→ **QUOTED PASSAGE**:
Thanks for the name, after looking it up, it sounds interesting.
We had a "sample" of this, at least according to the author, although it was in a less savory direction from those who care about memory safety and things like that: The M1 was optimized to run js shit faster apparently, which he claims is why the CPU is better for mobile machines (macbooks). Supposedly rust is too new for a new arch to design around it.

Tbh, and may be this is just the limits of my imagination, but I'm not sure what rust's guarantees would have on the ISA level, they usually concern safety on the application level. Systems programming in general still needs loads of unsafe blocks to actually work (see the debate a few weeks ago where Linus Torvalds critiqued a patch where rust folks wanted to change memory allocators in Linux so they could play nicer with safe rust code).

Like, ownership and move semantics are really a higher level concept and anything that happens within a single page the MMU will not care about with machines today, so this wouldn't be a small evolution but a completely different kind of arch. Again, may be I'm just to uninformed or lack the imagination.

Here is the JS reference in the article.

> For example, they added a lot of great JavaScript features, cognizant of the ton of online and semi-offline apps that are written in JavaScript. In contrast, Intel attempts to optimize a chip simultaneously for laptops, desktops, and servers, leading poorly optimizations for laptops.

Now there is a JS feature in the M1. It's the FJCVTZS instruction "Floating-point Javascript Convert to Signed fixed-point, rounding toward Zero" which ensures this conversion follows the JS specification. [1]

And this does indeed improve JS performance for Arm CPUs. But why does JS behave this way? Because it was specified to follow what x86 does!

So to say that 'M1 is optimised for JS but x86 isn't etc' is just plain wrong.

Also: - Apple didn't do it Arm did. - It has nothing whatsoever to do with memory management.

[1] https://stackoverflow.com/questions/50966676/why-do-arm-chip...

→ **DATASET EXCERPTS**:

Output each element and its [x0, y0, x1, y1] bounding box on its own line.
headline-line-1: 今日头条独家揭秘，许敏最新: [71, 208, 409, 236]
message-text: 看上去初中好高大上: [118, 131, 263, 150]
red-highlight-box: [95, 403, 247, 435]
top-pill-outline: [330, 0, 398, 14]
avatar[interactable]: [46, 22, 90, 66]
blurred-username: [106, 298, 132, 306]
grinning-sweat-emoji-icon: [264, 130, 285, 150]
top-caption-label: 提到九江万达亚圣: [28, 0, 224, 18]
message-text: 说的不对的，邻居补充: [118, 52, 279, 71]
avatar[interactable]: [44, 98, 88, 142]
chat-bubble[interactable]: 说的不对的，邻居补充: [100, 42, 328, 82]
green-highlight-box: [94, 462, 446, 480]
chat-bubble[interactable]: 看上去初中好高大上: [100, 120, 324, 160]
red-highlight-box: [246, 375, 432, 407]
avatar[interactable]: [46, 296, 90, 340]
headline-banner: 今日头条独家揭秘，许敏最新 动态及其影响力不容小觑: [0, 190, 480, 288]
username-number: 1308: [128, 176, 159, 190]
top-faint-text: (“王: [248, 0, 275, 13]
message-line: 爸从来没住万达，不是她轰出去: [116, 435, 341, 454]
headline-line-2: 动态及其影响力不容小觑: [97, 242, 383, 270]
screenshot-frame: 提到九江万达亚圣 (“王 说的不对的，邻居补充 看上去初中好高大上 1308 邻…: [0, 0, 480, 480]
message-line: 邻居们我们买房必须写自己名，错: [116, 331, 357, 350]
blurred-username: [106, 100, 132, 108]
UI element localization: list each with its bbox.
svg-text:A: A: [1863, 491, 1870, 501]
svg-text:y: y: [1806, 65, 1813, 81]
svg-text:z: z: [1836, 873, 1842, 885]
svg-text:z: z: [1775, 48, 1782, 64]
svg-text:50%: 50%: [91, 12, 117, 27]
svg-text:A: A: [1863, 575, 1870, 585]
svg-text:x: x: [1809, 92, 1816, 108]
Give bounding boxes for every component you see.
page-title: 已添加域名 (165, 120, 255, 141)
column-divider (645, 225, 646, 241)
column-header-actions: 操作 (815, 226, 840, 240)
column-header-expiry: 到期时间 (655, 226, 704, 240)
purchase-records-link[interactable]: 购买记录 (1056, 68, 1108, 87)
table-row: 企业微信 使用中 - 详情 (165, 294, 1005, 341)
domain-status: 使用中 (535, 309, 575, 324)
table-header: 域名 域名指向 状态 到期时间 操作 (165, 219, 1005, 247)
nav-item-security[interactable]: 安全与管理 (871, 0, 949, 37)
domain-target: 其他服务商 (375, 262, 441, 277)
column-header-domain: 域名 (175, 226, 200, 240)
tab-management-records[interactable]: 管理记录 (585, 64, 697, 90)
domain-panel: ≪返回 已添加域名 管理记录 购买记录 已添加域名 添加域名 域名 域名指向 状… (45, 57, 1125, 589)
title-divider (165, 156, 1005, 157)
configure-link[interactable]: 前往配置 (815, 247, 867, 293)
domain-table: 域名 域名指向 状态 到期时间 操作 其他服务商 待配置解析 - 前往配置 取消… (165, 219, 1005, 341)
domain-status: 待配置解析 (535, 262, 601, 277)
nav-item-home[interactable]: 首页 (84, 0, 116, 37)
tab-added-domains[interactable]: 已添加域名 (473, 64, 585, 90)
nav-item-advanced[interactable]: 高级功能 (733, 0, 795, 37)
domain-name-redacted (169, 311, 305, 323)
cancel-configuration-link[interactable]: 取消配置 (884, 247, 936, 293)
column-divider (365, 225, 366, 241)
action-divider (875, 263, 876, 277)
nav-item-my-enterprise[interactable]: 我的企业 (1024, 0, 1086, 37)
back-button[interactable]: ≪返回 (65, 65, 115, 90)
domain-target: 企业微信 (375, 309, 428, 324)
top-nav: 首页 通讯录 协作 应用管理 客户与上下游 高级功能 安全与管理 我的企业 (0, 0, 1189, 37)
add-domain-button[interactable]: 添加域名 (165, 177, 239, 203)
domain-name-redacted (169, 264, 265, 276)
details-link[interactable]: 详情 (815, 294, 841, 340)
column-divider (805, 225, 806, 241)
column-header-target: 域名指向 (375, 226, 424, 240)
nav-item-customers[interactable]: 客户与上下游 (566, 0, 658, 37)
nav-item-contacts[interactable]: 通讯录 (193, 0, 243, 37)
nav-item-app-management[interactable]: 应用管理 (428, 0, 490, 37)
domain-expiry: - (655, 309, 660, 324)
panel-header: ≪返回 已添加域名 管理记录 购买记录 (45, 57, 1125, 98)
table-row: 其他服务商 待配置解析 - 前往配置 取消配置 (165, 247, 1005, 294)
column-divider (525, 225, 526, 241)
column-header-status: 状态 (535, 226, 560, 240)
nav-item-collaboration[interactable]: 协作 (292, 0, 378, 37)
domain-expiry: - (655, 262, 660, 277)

→ **WHAT YOU NEED TO DO**: List every company named in the comment about the M1 chip and JavaScript. The material isn't needed for this.

→ **EXERCISE ANSWER**: Apple, Intel, Arm